## WORK TO COMPLETE
Gather all lines containing the string "ejected" and copy them out.

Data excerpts
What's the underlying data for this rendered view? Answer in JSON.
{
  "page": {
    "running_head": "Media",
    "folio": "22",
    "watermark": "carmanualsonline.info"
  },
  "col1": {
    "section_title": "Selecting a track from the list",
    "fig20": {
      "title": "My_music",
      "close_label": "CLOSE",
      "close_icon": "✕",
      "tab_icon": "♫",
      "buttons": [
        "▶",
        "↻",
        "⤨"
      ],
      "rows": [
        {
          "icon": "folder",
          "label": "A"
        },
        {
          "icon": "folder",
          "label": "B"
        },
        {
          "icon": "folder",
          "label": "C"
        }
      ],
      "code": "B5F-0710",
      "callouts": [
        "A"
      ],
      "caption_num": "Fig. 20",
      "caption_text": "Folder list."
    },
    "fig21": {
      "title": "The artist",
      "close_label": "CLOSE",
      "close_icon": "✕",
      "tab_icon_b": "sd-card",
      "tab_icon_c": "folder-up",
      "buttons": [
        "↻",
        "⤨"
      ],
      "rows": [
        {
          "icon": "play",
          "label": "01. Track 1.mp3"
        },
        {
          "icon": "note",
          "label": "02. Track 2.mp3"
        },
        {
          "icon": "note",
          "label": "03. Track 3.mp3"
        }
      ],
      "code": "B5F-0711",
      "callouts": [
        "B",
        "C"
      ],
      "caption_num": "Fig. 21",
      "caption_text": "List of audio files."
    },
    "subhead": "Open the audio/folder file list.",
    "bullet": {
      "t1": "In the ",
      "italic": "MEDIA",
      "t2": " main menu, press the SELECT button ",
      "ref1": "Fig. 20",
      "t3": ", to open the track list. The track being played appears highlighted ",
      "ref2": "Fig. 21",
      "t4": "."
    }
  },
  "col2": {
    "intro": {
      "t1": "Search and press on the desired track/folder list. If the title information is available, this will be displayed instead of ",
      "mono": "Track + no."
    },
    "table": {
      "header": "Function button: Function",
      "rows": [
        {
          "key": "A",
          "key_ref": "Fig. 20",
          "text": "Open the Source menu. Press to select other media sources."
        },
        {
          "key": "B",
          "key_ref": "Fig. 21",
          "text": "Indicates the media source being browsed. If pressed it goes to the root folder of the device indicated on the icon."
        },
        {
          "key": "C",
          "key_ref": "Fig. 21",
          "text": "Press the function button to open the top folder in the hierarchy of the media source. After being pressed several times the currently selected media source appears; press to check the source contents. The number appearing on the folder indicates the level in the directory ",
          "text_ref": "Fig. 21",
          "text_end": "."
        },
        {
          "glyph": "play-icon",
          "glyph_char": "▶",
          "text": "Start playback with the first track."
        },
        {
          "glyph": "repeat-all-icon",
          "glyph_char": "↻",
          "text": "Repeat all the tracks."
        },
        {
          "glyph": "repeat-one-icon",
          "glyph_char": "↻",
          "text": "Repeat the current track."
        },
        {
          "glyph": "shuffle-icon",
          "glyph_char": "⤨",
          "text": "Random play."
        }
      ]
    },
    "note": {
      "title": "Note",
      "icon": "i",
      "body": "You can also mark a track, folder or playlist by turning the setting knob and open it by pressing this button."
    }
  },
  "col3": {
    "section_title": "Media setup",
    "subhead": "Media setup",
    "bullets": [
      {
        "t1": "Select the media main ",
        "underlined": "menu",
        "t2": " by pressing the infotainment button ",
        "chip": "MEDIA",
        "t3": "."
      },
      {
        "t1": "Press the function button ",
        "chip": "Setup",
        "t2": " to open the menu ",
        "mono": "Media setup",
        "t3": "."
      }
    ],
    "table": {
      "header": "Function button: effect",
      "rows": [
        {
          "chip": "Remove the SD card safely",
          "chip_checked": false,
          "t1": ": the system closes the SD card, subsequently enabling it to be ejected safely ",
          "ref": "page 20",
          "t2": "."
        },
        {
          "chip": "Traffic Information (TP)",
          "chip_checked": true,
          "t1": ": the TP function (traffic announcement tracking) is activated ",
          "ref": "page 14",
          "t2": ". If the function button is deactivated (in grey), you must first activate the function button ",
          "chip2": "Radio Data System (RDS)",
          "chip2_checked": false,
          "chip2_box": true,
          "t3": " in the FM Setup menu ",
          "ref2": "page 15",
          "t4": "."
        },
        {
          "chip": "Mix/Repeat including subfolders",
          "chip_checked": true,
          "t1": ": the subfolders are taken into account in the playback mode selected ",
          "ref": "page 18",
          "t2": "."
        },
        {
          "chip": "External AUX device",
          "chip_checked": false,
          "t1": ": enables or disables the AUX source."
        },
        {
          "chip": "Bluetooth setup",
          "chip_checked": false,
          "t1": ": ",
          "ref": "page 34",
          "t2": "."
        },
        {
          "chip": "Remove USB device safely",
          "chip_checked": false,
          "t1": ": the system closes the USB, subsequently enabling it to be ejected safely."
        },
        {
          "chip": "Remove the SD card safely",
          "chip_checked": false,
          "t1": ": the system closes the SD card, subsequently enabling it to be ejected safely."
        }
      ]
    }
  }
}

## RESULT OF THE EXERCISE
          "t1": ": the system closes the SD card, subsequently enabling it to be ejected safely ",
          "t1": ": the system closes the USB, subsequently enabling it to be ejected safely."
          "t1": ": the system closes the SD card, subsequently enabling it to be ejected safely."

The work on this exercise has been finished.